### [EXERCISE OBJECTIVE]
Copy out each line in the material below that has the word "operation".
** start RECORDS SHOWN **
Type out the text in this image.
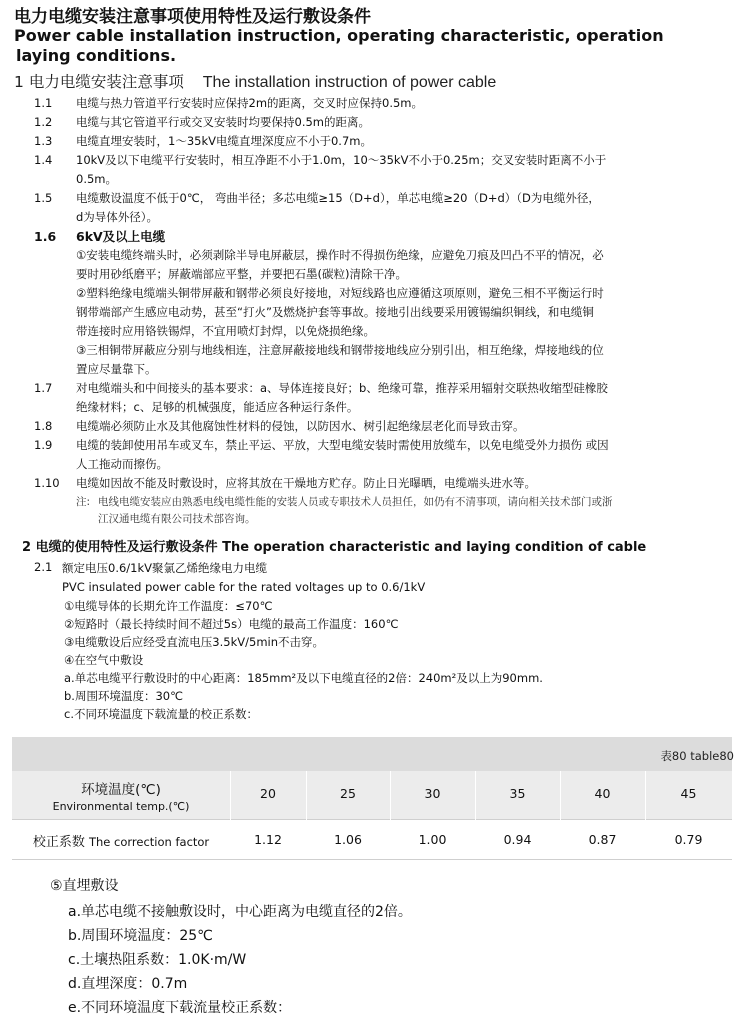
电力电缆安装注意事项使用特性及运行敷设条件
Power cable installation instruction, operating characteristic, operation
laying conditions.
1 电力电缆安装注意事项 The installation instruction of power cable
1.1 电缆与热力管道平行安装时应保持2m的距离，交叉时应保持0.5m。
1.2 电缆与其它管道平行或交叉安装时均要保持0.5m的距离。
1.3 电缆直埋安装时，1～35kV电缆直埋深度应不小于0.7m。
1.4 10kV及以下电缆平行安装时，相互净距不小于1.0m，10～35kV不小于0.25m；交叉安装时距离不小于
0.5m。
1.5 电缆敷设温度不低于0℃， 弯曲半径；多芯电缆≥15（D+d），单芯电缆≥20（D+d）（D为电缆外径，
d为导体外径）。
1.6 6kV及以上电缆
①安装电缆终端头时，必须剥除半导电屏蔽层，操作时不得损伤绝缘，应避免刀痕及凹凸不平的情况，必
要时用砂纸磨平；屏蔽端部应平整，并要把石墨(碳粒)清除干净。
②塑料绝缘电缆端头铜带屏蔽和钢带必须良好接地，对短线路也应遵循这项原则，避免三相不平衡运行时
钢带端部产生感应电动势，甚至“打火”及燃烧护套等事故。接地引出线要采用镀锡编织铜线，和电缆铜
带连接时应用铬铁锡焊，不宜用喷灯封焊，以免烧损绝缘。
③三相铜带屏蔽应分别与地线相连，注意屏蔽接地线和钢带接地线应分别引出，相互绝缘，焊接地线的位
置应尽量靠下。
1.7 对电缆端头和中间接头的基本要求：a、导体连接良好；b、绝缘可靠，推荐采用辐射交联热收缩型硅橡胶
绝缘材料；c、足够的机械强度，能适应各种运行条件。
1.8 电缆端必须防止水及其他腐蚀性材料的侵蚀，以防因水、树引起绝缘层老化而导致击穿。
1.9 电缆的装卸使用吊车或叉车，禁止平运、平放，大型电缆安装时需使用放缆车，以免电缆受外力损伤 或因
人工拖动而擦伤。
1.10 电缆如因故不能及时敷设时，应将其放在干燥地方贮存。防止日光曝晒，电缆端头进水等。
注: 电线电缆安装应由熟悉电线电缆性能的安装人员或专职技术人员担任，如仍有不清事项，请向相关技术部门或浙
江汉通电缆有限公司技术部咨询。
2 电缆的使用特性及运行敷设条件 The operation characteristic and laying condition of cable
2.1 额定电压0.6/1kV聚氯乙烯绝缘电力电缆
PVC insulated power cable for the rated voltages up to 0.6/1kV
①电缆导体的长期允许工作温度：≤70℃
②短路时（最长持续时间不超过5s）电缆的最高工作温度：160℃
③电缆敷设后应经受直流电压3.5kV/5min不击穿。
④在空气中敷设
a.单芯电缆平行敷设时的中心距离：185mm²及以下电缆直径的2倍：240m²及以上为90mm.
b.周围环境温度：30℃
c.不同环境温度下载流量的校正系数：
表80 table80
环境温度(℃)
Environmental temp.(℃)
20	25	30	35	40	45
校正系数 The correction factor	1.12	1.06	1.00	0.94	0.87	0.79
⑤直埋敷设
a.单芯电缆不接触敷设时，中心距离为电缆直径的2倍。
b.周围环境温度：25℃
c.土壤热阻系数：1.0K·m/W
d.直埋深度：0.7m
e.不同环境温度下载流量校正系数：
** end RECORDS SHOWN **
### [IN RESPONSE]
Power cable installation instruction, operating characteristic, operation
2 电缆的使用特性及运行敷设条件 The operation characteristic and laying condition of cable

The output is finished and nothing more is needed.